— Start Supplied text —

Fiddling While the World Burns

By George M. Woodwell

An ecologist speaks on the rising costs of ignoring global warming. (Copyright 2001 by George M. Woodwell. First published in the Amicus Journal)

Six billion people have filled the world to overflowing and feel so good about it that they promise to add two billion more in just a decade or two. There are a few problems: space to live, water to drink, air to breathe, a global disruption of climate, and a progressive loss of the benefits of civilization over large sections of the earth.

In regions where wealth has accumulated, these global exigencies seem remote. But the big issues of governance have to do increasingly with environment, and those issues do not go away. The overriding one is the global disruption of climate.

The problem is not new. It was recognized and defined more than a century ago by scientists who realized even then that burning coal and oil and gas would increase the amount of carbon dioxide in the atmosphere and warm the earth. Accurate measurements of the composition of the atmosphere, however, had to wait until infrared gas analysis was invented. Instruments became available in the 1950s that could, for all practical purposes, detect a single molecule of carbon dioxide in the atmosphere. These instruments made it possible to monitor the atmosphere around the world.

Suddenly, data were available showing a year-by-year accumulation of carbon dioxide in the atmosphere, They showed, also, powerful evidence of the importance of the interactions between the atmosphere and natural ecosystems: an annual cycle of rising and falling carbon dioxide concentrations following the seasonal metabolism of northern-hemisphere forests. In data collected in the 1960s at Brookhaven National Laboratory's meteorology tower, my colleagues and I could see the carbon dioxide concentration in the atmosphere fall every summer as the forests of North America took up carbon, and rise every winter as respiration dominated over photosynthesis and the forests released carbon. It was clear that forests have a very large role in determining the composition of the atmosphere. Such a thought was heresy at the time, but is now universally accepted.

The scientific community, taken as a whole, is conservative. Yet it has been forthright and surprisingly effective in defining the problem of global climatic disruption and its urgency. That definition has accumulated over a full century, but the work has been especially rapid and urgent since 1970, when preparations were underway for the 1972 international Stockholm Conference on the Human Environment.

— End Supplied text —

Aim A: In the records below, recast the stretch from the line that contains "y-axis-title: % <box>37 10 51 23</box>" through the line that contains "Decompose this screenshot" as a numbered list, leaving out any blank lines.

— Start Material for this exercise —

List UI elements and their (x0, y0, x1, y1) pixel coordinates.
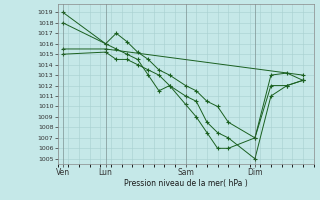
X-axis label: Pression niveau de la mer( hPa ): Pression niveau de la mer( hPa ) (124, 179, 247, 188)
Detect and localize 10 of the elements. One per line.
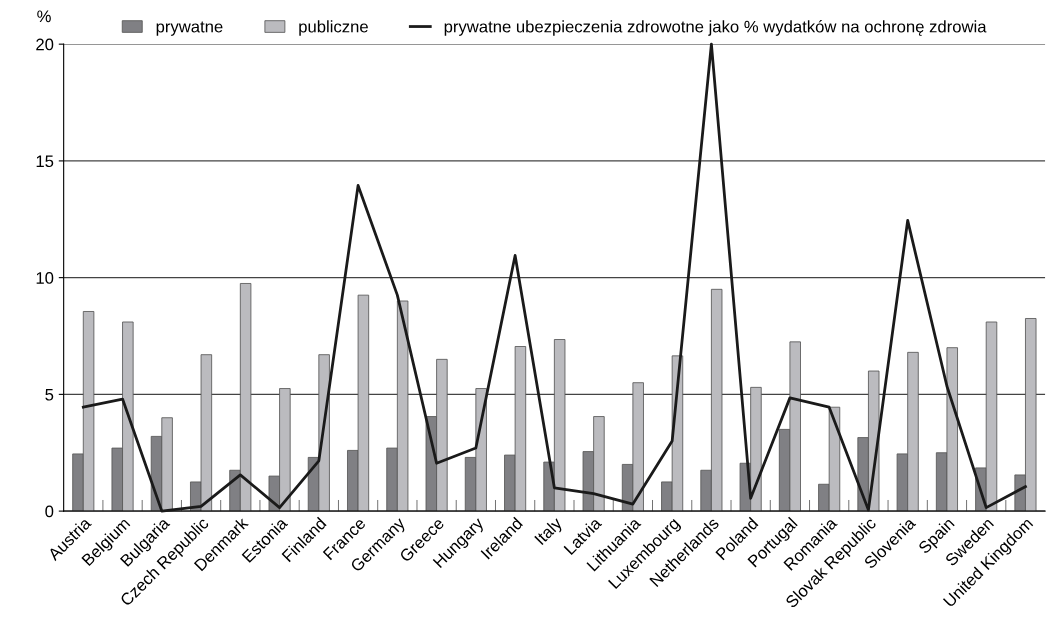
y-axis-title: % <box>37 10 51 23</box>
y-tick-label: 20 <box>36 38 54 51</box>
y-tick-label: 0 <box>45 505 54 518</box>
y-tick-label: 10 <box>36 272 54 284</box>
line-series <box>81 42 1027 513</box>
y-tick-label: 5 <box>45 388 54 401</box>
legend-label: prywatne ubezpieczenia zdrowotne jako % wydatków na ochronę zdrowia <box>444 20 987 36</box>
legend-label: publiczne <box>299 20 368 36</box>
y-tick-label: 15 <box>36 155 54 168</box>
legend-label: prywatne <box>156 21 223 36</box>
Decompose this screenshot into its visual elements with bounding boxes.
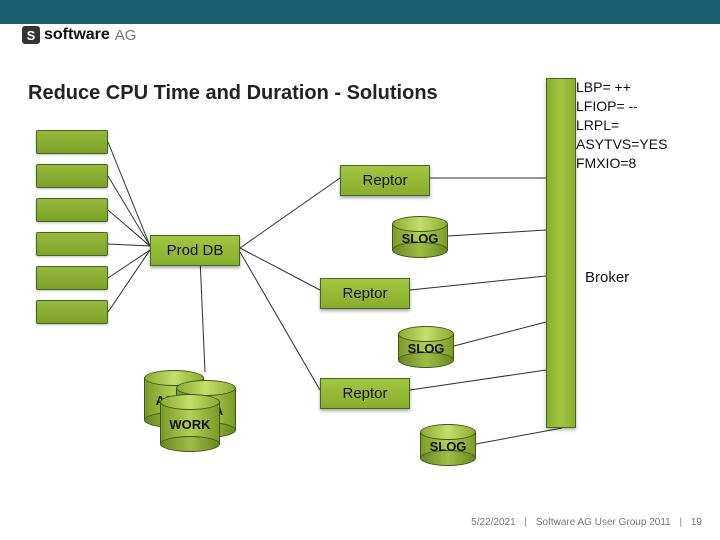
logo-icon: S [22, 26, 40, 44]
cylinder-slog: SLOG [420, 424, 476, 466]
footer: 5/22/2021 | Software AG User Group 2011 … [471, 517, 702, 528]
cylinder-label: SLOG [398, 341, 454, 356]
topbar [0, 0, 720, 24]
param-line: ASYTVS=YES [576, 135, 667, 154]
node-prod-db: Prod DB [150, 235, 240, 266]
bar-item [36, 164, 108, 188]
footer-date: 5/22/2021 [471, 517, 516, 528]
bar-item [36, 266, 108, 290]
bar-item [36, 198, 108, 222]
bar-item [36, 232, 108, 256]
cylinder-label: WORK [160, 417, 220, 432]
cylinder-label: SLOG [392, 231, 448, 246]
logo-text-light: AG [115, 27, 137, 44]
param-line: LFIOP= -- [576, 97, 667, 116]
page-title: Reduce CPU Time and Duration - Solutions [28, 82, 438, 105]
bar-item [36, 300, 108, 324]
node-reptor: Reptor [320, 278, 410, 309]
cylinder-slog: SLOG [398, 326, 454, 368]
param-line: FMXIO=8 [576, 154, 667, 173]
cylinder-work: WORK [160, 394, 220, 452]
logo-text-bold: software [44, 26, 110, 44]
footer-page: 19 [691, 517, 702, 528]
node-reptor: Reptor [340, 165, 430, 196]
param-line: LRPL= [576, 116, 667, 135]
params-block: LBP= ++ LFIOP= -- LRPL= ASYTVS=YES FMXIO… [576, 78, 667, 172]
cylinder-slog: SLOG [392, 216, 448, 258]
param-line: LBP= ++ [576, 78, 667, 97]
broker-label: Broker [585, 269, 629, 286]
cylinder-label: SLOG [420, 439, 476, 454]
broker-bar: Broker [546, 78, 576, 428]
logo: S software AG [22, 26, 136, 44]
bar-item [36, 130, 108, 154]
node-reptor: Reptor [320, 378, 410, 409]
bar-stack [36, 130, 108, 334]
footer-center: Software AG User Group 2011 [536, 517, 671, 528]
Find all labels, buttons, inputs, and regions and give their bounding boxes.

— End Material for this exercise —
— Start Material for this exercise —

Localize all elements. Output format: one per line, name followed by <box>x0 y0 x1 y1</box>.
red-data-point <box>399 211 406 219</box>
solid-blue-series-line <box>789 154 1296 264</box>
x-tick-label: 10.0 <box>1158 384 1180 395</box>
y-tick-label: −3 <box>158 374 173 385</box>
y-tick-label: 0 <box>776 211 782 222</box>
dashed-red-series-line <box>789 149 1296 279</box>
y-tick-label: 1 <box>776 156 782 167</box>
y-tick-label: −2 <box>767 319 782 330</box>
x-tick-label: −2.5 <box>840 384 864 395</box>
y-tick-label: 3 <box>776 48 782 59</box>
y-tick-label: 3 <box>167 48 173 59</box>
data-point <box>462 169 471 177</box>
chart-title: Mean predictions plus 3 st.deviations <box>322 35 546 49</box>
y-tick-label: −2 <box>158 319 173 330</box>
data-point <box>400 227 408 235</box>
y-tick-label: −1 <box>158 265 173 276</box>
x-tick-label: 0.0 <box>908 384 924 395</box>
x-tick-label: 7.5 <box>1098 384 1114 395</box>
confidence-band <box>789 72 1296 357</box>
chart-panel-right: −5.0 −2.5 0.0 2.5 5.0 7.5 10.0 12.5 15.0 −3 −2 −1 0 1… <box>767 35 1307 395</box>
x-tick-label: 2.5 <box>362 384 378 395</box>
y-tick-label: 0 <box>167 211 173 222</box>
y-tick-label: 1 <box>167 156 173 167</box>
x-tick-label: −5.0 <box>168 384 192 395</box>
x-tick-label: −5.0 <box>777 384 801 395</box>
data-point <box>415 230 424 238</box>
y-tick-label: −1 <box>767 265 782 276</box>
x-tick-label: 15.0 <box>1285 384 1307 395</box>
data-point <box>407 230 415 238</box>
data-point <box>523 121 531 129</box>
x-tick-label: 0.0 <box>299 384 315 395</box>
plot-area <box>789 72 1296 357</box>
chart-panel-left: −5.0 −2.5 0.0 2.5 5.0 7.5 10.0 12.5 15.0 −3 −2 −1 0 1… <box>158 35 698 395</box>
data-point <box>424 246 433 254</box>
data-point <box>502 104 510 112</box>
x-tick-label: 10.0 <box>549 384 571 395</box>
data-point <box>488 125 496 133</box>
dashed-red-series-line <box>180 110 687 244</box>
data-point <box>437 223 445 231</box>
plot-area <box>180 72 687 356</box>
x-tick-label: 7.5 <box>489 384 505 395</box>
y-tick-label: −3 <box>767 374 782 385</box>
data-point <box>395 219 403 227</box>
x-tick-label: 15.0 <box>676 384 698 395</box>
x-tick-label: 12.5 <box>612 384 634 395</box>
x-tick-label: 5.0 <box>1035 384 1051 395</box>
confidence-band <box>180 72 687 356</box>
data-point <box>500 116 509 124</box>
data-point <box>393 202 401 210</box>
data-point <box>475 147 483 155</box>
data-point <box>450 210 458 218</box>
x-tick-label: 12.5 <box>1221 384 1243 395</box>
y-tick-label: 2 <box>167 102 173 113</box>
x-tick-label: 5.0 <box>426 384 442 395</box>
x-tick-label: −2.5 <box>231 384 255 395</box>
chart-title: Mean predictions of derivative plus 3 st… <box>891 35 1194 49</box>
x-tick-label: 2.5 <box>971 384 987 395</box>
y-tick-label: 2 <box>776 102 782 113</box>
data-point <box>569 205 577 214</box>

— End Material for this exercise —

Aim B: Echo the climate essay word for word, in full.

Task result A:
1. y-axis-title: % <box>37 10 51 23</box>
2. y-tick-label: 20 <box>36 38 54 51</box>
3. y-tick-label: 0 <box>45 505 54 518</box>
4. y-tick-label: 10 <box>36 272 54 284</box>
5. line-series <box>81 42 1027 513</box>
6. y-tick-label: 5 <box>45 388 54 401</box>
7. legend-label: prywatne ubezpieczenia zdrowotne jako % wydatków na ochronę zdrowia <box>444 20 987 36</box>
8. legend-label: publiczne <box>299 20 368 36</box>
9. y-tick-label: 15 <box>36 155 54 168</box>
10. legend-label: prywatne <box>156 21 223 36</box>
11. Decompose this screenshot into its visual elements with bounding boxes.

Task result B:
Fiddling While the World Burns

By George M. Woodwell

An ecologist speaks on the rising costs of ignoring global warming. (Copyright 2001 by George M. Woodwell. First published in the Amicus Journal)

Six billion people have filled the world to overflowing and feel so good about it that they promise to add two billion more in just a decade or two. There are a few problems: space to live, water to drink, air to breathe, a global disruption of climate, and a progressive loss of the benefits of civilization over large sections of the earth.

In regions where wealth has accumulated, these global exigencies seem remote. But the big issues of governance have to do increasingly with environment, and those issues do not go away. The overriding one is the global disruption of climate.

The problem is not new. It was recognized and defined more than a century ago by scientists who realized even then that burning coal and oil and gas would increase the amount of carbon dioxide in the atmosphere and warm the earth. Accurate measurements of the composition of the atmosphere, however, had to wait until infrared gas analysis was invented. Instruments became available in the 1950s that could, for all practical purposes, detect a single molecule of carbon dioxide in the atmosphere. These instruments made it possible to monitor the atmosphere around the world.

Suddenly, data were available showing a year-by-year accumulation of carbon dioxide in the atmosphere, They showed, also, powerful evidence of the importance of the interactions between the atmosphere and natural ecosystems: an annual cycle of rising and falling carbon dioxide concentrations following the seasonal metabolism of northern-hemisphere forests. In data collected in the 1960s at Brookhaven National Laboratory's meteorology tower, my colleagues and I could see the carbon dioxide concentration in the atmosphere fall every summer as the forests of North America took up carbon, and rise every winter as respiration dominated over photosynthesis and the forests released carbon. It was clear that forests have a very large role in determining the composition of the atmosphere. Such a thought was heresy at the time, but is now universally accepted.

The scientific community, taken as a whole, is conservative. Yet it has been forthright and surprisingly effective in defining the problem of global climatic disruption and its urgency. That definition has accumulated over a full century, but the work has been especially rapid and urgent since 1970, when preparations were underway for the 1972 international Stockholm Conference on the Human Environment.